[Start Stored records]
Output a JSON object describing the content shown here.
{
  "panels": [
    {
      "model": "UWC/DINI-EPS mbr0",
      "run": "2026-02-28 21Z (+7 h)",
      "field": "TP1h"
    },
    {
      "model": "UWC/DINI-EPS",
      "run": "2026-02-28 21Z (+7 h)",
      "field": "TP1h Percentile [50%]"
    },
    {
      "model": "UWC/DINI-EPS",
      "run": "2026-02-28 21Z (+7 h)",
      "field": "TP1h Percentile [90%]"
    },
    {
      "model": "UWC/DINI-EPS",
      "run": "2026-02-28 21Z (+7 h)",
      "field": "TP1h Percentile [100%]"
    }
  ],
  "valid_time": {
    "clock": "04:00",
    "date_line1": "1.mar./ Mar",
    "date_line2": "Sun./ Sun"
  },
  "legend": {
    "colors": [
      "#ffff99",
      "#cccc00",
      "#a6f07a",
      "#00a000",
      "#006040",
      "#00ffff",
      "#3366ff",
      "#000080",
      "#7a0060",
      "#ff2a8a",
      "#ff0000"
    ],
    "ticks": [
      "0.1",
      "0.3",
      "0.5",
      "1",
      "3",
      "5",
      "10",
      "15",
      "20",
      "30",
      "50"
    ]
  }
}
[End Stored records]
* _What the task requires_
Each record must be returned exactly as it is written.

* _Answer to the problem_
Output a JSON object describing the content shown here.
{
  "panels": [
    {
      "model": "UWC/DINI-EPS mbr0",
      "run": "2026-02-28 21Z (+7 h)",
      "field": "TP1h"
    },
    {
      "model": "UWC/DINI-EPS",
      "run": "2026-02-28 21Z (+7 h)",
      "field": "TP1h Percentile [50%]"
    },
    {
      "model": "UWC/DINI-EPS",
      "run": "2026-02-28 21Z (+7 h)",
      "field": "TP1h Percentile [90%]"
    },
    {
      "model": "UWC/DINI-EPS",
      "run": "2026-02-28 21Z (+7 h)",
      "field": "TP1h Percentile [100%]"
    }
  ],
  "valid_time": {
    "clock": "04:00",
    "date_line1": "1.mar./ Mar",
    "date_line2": "Sun./ Sun"
  },
  "legend": {
    "colors": [
      "#ffff99",
      "#cccc00",
      "#a6f07a",
      "#00a000",
      "#006040",
      "#00ffff",
      "#3366ff",
      "#000080",
      "#7a0060",
      "#ff2a8a",
      "#ff0000"
    ],
    "ticks": [
      "0.1",
      "0.3",
      "0.5",
      "1",
      "3",
      "5",
      "10",
      "15",
      "20",
      "30",
      "50"
    ]
  }
}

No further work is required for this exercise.